## Set problem
Quote, verbatim, all material below, without pictures.

### Data excerpts

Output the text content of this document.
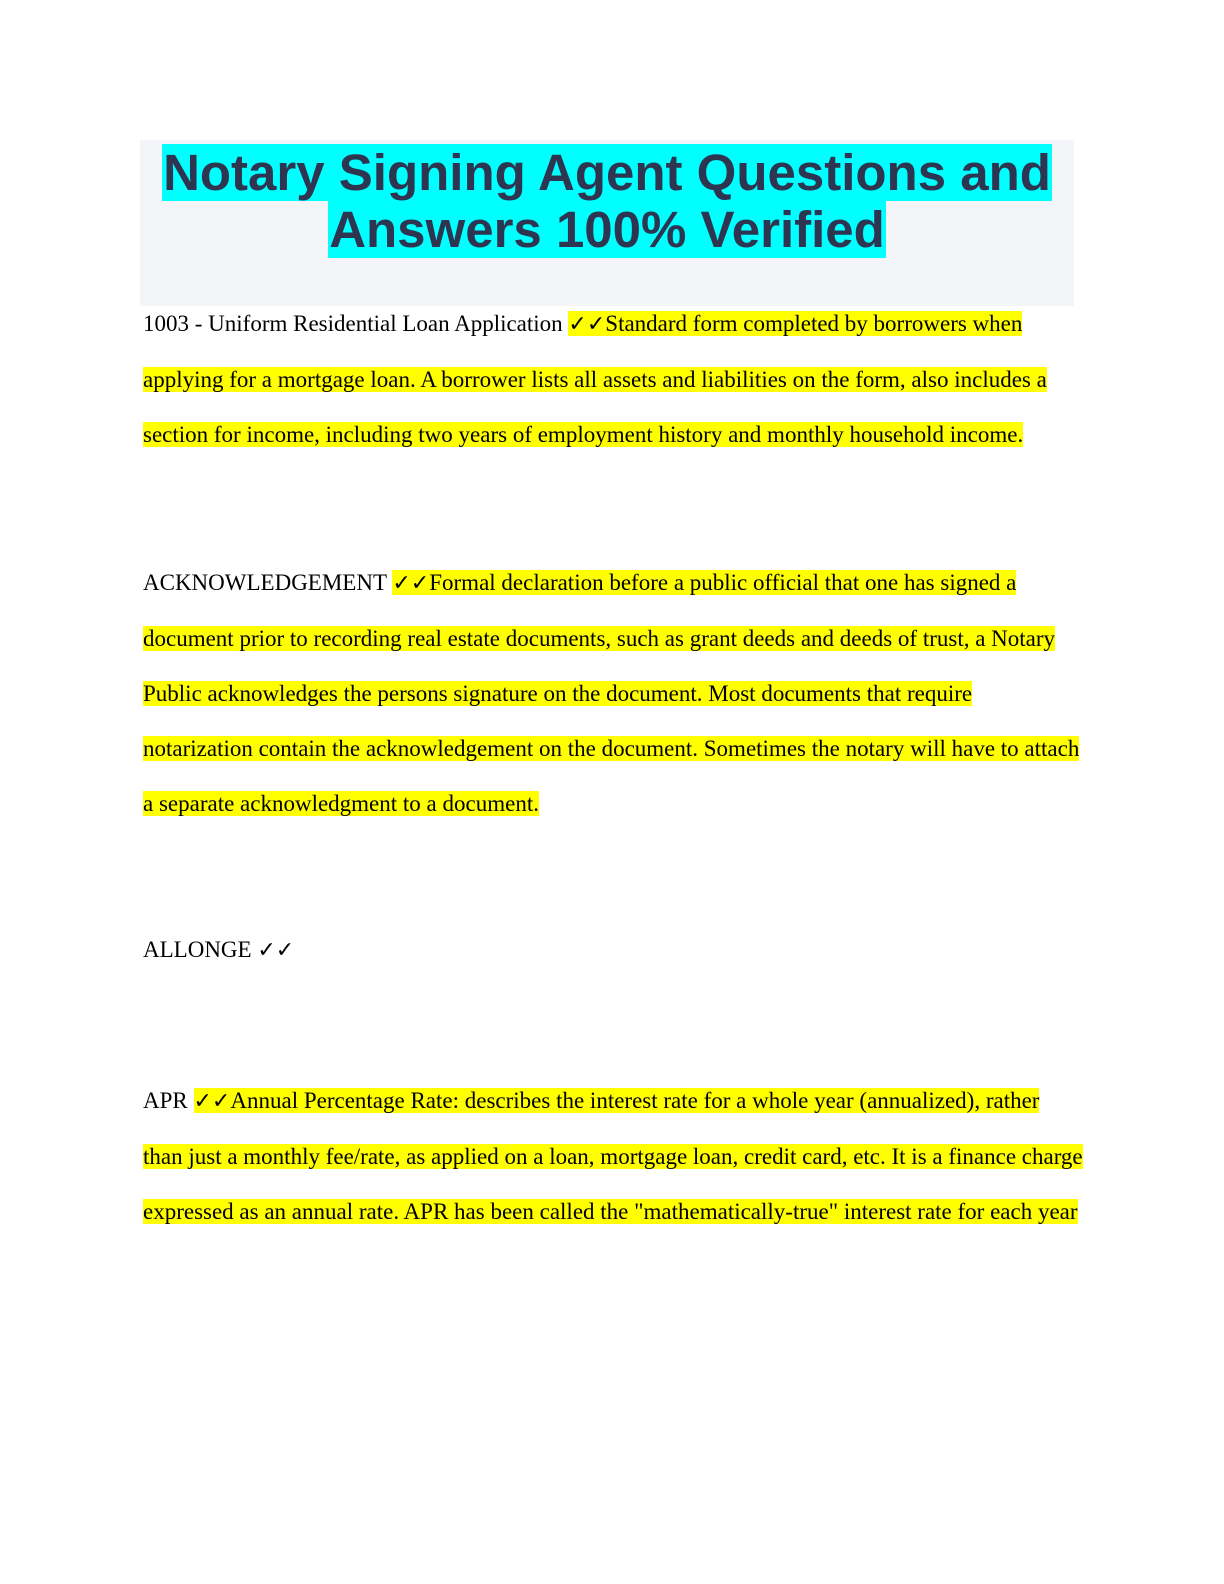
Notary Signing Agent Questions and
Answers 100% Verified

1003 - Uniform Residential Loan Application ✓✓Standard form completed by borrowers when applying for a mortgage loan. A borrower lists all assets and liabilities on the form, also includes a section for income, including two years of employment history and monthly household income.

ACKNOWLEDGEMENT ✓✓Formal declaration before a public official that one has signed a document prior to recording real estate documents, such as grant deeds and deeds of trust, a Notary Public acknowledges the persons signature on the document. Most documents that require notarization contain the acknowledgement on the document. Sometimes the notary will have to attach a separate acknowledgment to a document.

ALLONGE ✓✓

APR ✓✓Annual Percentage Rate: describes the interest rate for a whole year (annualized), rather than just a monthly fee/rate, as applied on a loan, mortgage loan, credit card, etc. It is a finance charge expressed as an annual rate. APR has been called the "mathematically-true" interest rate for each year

######

## Result of the exercise
Output the text content of this document.
Notary Signing Agent Questions and
Answers 100% Verified

1003 - Uniform Residential Loan Application ✓✓Standard form completed by borrowers when applying for a mortgage loan. A borrower lists all assets and liabilities on the form, also includes a section for income, including two years of employment history and monthly household income.

ACKNOWLEDGEMENT ✓✓Formal declaration before a public official that one has signed a document prior to recording real estate documents, such as grant deeds and deeds of trust, a Notary Public acknowledges the persons signature on the document. Most documents that require notarization contain the acknowledgement on the document. Sometimes the notary will have to attach a separate acknowledgment to a document.

ALLONGE ✓✓

APR ✓✓Annual Percentage Rate: describes the interest rate for a whole year (annualized), rather than just a monthly fee/rate, as applied on a loan, mortgage loan, credit card, etc. It is a finance charge expressed as an annual rate. APR has been called the "mathematically-true" interest rate for each year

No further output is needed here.